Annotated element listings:
════════

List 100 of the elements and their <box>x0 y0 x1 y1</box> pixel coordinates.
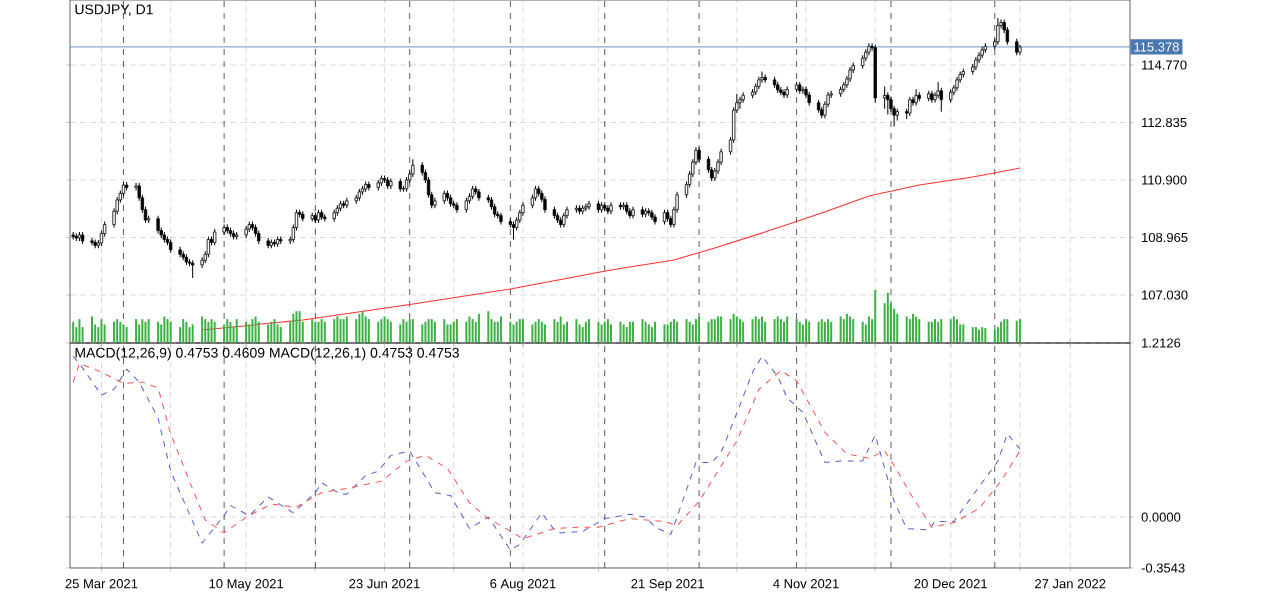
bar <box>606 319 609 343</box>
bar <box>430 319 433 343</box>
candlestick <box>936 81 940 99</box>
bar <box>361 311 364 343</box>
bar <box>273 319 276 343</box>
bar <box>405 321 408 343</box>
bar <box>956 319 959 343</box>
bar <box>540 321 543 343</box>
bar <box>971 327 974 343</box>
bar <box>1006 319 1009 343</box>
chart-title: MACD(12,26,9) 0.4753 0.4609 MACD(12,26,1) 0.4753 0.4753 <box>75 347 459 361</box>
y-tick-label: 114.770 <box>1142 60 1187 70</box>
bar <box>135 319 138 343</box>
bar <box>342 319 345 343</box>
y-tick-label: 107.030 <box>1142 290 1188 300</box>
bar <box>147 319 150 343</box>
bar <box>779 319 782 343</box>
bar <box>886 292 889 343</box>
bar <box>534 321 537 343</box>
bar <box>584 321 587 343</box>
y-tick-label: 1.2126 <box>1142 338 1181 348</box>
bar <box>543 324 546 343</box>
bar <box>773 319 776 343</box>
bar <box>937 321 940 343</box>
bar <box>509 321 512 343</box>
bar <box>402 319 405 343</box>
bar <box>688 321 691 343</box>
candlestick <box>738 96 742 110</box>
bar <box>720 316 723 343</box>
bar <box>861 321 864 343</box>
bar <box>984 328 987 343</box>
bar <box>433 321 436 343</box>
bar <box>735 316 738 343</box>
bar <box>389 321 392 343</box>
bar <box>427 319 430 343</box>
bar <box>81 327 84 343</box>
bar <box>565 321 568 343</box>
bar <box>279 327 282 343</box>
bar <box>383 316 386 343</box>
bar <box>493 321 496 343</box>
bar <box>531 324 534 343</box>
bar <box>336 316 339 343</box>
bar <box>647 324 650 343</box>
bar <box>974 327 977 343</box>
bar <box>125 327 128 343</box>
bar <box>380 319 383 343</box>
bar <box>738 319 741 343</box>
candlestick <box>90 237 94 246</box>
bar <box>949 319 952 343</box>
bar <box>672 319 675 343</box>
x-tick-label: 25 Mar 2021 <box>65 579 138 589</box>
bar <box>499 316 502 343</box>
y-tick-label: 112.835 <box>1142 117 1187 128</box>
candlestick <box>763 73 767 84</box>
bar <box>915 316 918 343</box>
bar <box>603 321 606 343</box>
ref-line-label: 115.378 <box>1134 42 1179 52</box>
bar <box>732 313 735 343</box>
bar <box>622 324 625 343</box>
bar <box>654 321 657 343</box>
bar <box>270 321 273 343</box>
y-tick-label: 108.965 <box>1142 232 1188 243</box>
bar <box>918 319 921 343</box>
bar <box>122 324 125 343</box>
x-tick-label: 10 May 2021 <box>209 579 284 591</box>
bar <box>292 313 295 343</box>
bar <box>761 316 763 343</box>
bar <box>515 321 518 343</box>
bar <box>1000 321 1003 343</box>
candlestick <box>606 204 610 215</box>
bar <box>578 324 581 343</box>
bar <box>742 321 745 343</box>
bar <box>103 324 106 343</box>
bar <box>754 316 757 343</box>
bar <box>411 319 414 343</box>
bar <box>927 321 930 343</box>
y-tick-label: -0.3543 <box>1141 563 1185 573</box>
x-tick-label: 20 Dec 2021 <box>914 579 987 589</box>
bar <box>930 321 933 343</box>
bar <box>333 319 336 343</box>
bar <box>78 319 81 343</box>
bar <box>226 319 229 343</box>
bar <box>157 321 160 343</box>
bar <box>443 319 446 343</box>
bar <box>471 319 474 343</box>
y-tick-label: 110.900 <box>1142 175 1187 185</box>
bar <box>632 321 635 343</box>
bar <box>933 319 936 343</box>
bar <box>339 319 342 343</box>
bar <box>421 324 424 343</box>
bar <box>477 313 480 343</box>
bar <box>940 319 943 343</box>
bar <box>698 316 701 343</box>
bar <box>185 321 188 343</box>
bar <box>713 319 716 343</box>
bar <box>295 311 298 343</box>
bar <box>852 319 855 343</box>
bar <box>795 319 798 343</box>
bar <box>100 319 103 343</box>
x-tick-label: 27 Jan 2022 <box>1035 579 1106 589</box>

════════

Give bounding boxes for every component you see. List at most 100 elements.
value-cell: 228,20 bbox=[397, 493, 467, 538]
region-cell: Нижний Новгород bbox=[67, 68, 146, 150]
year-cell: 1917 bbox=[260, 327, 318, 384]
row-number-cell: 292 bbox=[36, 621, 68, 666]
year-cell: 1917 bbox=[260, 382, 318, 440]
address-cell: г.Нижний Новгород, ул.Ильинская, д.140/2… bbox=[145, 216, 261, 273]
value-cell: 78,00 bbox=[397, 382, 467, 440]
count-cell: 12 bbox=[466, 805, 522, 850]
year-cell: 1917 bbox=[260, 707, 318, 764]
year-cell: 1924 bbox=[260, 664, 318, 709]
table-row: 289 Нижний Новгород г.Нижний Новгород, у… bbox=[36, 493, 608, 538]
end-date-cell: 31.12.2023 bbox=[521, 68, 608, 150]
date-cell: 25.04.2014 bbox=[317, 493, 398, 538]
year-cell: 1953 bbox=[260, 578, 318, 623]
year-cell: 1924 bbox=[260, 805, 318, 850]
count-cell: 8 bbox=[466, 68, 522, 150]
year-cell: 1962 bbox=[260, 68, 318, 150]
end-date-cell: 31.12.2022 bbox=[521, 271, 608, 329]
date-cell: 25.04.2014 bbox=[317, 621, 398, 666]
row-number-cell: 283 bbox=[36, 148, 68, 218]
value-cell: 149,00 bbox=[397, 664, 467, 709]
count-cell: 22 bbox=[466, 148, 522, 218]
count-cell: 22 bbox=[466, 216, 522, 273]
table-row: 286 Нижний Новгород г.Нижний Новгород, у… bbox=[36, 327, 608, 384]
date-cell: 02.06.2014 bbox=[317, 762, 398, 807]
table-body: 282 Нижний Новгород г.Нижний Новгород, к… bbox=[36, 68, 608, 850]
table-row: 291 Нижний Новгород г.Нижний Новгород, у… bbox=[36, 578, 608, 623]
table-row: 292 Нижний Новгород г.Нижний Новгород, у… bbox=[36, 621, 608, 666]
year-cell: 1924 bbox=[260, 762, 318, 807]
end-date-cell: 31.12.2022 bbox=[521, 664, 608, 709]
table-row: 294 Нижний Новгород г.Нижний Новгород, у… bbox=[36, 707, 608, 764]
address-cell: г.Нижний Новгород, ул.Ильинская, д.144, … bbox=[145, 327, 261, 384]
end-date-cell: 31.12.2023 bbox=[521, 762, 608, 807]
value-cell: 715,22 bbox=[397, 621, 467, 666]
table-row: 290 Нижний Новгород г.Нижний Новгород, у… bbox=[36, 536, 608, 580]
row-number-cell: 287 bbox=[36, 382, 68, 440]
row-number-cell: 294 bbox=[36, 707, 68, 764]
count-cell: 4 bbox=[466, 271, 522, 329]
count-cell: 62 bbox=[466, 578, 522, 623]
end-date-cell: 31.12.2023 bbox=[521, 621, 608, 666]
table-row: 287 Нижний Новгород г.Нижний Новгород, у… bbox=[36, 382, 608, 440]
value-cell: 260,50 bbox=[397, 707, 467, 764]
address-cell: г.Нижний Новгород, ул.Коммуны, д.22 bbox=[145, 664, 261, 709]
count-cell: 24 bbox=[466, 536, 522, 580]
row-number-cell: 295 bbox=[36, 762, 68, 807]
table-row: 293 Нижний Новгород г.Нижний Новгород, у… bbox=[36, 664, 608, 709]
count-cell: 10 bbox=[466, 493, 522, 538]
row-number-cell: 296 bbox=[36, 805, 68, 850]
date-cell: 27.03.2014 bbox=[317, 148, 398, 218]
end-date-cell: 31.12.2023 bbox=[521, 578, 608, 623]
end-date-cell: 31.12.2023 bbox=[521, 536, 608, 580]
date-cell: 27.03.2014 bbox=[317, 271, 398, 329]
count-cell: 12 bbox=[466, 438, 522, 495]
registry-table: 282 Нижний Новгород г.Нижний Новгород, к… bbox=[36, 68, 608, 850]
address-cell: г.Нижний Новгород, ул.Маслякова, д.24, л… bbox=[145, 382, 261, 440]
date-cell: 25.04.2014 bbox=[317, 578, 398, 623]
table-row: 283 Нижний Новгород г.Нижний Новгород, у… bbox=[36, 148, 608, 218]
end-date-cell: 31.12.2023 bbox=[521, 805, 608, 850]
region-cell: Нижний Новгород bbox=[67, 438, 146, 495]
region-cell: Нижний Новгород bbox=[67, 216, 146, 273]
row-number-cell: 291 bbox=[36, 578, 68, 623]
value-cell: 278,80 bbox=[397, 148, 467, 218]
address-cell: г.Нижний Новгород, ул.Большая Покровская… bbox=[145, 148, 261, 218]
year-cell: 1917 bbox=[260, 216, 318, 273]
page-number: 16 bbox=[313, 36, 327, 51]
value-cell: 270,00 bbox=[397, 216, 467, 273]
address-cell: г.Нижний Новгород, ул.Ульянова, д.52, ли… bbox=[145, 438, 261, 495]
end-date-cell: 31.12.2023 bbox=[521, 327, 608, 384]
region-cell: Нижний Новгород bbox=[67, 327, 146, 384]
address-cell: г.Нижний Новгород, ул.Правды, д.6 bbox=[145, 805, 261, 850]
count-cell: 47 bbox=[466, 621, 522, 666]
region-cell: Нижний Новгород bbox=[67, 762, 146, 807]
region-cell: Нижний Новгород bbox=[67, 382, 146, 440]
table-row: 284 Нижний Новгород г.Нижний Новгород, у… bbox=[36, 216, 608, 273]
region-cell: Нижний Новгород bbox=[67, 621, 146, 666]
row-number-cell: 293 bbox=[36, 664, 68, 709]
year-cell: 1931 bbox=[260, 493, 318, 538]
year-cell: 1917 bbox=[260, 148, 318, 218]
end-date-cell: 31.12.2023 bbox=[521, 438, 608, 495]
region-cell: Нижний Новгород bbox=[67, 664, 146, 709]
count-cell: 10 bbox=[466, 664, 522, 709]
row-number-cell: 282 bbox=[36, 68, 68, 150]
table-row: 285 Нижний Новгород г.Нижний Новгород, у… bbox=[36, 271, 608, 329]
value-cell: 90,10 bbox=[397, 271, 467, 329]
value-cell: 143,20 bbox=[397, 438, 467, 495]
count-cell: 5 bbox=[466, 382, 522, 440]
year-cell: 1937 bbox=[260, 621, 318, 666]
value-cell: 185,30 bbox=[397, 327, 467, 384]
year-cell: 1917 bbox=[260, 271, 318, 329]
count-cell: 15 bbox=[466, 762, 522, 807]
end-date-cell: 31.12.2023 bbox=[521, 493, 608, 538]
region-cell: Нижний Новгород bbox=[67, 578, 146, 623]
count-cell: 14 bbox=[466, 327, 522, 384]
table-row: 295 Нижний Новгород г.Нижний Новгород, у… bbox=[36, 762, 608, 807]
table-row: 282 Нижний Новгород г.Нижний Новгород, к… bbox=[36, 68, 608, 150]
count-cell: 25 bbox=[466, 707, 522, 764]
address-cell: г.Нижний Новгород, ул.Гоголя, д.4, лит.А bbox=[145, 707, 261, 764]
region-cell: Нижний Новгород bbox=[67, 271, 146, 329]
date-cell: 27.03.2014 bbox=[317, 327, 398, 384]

════════

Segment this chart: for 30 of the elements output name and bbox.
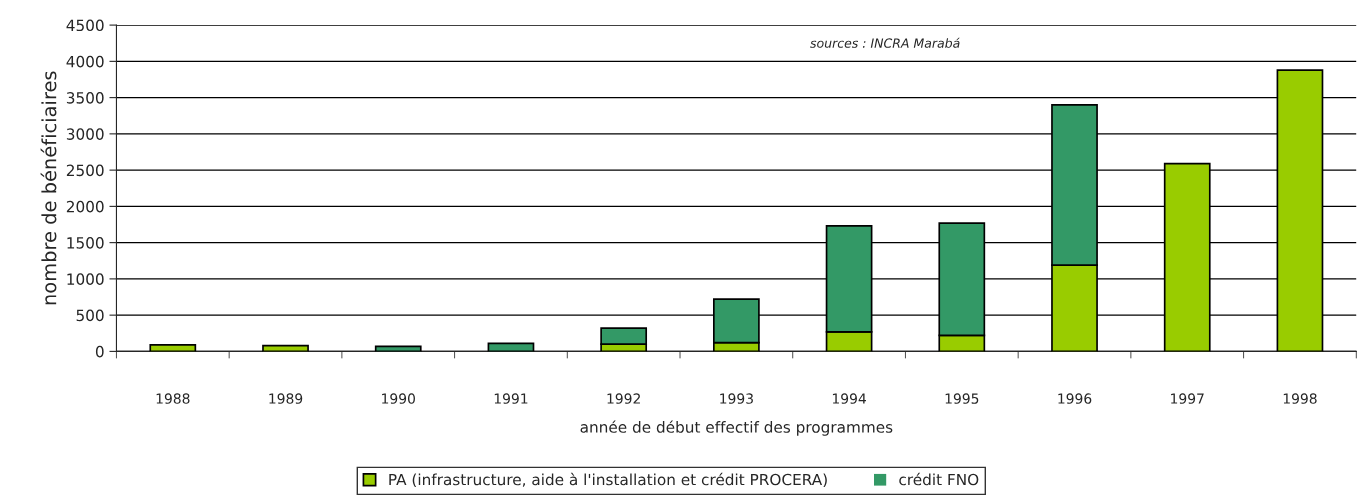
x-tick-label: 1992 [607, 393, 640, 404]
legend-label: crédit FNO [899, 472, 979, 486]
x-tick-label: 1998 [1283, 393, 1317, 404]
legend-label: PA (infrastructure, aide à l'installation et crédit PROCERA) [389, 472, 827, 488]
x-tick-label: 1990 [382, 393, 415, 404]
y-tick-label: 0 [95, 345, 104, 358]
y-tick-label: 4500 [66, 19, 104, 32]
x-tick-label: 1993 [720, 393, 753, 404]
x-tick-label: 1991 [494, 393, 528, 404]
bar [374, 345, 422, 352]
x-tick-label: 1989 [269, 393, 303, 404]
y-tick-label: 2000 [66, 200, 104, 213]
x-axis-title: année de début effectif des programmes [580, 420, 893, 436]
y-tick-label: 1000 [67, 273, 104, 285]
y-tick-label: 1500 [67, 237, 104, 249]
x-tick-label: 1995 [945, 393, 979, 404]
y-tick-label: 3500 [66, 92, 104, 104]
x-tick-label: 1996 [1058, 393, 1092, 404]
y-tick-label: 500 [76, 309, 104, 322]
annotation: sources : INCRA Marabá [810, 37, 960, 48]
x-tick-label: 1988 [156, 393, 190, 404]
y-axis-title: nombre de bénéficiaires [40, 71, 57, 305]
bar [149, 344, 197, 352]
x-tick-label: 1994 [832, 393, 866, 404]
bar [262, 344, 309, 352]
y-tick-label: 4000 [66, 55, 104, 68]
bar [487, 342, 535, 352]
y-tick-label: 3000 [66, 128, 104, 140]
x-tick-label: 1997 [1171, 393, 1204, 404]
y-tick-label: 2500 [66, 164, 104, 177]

════════

## Objective
Give the lines from the records, from the one containing "bar <box>606 319 609 343</box>" through the one containing "bar <box>1006 319 1009 343</box>", including both, as a numbered list with blank lines omitted.

## Complete response
1. bar <box>606 319 609 343</box>
2. bar <box>430 319 433 343</box>
3. candlestick <box>936 81 940 99</box>
4. bar <box>361 311 364 343</box>
5. bar <box>273 319 276 343</box>
6. bar <box>405 321 408 343</box>
7. bar <box>956 319 959 343</box>
8. bar <box>540 321 543 343</box>
9. bar <box>971 327 974 343</box>
10. bar <box>1006 319 1009 343</box>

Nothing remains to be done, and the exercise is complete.